--- BEGIN ---
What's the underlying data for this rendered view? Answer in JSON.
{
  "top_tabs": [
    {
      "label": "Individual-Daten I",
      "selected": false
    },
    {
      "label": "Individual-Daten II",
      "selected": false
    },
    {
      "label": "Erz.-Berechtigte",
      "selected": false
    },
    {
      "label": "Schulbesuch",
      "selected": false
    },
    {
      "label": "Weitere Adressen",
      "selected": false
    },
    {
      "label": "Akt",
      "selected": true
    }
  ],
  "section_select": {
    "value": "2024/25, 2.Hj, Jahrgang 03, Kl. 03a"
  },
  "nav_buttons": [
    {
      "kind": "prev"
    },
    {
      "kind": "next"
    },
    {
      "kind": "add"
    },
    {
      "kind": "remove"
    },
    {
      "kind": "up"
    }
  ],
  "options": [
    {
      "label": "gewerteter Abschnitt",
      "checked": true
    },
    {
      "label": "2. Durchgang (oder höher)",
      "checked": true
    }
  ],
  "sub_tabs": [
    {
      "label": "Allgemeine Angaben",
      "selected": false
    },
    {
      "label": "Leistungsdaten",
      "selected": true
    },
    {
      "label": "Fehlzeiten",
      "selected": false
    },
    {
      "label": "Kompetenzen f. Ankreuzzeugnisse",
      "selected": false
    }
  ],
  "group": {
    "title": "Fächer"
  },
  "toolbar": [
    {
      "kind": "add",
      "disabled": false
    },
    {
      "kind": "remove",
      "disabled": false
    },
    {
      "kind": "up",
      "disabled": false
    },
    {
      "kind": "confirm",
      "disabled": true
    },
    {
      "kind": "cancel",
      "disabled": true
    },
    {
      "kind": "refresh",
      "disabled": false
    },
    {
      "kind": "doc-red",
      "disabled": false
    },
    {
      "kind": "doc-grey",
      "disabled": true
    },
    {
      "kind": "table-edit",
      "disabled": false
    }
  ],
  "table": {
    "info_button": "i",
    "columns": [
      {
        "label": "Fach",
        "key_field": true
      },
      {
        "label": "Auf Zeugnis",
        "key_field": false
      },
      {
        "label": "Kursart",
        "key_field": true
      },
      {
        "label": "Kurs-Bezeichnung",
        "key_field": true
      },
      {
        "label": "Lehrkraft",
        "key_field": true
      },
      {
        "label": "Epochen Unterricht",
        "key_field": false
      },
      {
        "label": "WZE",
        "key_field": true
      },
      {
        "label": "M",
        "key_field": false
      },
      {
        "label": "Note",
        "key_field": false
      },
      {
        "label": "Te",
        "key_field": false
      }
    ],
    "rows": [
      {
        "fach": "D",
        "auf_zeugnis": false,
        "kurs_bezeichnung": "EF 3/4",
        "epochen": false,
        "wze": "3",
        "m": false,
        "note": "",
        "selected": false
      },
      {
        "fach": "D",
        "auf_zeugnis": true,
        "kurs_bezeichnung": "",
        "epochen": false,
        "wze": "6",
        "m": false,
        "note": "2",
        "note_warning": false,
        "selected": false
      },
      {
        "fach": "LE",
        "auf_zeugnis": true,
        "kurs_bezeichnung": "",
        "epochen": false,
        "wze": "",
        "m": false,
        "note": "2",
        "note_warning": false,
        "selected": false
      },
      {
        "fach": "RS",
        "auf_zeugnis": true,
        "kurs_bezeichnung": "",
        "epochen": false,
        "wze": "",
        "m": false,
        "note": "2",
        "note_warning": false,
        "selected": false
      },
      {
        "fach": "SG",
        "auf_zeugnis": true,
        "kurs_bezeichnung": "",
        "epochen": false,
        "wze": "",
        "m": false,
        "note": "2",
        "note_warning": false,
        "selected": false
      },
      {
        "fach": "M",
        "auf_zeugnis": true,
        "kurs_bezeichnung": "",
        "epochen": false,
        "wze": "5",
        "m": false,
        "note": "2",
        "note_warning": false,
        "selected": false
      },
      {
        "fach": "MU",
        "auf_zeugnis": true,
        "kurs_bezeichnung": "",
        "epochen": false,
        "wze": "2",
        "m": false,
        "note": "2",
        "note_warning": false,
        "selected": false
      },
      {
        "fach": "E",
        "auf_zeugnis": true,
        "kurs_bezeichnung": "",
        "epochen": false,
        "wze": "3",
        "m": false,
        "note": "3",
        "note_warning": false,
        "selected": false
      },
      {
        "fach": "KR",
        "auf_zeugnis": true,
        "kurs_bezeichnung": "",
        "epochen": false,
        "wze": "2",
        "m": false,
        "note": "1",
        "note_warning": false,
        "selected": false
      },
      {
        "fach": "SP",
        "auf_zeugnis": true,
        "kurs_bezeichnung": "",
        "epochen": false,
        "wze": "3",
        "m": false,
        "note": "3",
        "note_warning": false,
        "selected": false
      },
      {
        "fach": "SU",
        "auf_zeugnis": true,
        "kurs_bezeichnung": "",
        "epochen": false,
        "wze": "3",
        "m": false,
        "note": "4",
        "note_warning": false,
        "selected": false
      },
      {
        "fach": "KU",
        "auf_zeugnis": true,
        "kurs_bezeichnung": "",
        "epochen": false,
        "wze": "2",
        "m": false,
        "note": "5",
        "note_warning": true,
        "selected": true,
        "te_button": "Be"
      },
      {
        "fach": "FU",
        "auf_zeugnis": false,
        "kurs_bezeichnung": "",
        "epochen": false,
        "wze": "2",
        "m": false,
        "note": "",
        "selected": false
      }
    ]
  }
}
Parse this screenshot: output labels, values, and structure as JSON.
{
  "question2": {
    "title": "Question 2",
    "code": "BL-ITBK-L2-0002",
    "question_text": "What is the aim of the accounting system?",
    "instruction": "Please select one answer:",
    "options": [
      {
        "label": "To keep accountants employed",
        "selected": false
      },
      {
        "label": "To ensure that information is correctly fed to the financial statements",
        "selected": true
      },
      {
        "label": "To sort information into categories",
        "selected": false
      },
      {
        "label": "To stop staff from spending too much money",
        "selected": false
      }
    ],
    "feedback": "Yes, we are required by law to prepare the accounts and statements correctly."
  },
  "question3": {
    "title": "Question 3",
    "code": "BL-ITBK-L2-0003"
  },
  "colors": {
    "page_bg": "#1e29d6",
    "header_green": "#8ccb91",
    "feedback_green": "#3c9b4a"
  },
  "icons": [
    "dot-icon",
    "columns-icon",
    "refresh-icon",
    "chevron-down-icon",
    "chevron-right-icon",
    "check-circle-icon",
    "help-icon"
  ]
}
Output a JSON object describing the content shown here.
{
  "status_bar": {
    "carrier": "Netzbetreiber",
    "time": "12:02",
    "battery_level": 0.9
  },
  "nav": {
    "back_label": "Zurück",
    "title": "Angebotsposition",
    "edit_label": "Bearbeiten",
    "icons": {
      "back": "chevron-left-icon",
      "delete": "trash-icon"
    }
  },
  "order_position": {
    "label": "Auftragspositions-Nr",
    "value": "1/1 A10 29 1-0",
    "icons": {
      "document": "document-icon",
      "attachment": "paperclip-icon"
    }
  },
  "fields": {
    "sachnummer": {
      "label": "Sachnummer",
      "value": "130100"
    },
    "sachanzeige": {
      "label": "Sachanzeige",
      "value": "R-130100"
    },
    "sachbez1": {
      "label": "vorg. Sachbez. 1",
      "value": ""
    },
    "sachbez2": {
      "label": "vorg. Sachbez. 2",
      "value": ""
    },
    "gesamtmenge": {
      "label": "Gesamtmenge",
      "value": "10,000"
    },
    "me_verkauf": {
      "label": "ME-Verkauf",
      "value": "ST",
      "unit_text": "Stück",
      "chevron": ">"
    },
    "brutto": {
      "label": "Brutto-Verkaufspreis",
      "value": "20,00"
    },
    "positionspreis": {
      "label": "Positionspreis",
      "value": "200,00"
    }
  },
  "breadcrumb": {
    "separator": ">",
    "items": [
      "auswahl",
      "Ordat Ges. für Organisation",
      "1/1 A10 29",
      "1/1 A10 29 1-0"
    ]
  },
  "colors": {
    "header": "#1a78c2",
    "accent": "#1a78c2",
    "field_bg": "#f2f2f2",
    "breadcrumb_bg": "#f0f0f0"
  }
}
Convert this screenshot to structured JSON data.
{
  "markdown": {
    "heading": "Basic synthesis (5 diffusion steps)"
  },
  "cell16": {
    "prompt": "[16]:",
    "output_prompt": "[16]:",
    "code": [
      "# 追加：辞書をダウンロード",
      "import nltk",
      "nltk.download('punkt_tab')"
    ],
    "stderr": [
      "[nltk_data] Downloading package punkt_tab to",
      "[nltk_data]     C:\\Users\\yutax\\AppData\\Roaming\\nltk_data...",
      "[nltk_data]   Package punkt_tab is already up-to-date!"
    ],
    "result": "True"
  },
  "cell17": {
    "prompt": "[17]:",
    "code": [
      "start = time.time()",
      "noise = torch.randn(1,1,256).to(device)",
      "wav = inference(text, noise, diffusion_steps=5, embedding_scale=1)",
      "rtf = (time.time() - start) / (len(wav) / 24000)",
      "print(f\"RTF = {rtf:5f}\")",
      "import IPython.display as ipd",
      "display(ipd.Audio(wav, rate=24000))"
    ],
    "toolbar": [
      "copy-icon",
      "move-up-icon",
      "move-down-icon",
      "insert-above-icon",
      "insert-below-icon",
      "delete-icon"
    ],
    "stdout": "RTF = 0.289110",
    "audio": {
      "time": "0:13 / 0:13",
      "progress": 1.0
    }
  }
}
--- END ---
▶ AIM
Extract every line that has the string "chevron" in it.

▶ REPLY TO THE TASK
    "chevron-down-icon",
    "chevron-right-icon",
      "back": "chevron-left-icon",
      "chevron": ">"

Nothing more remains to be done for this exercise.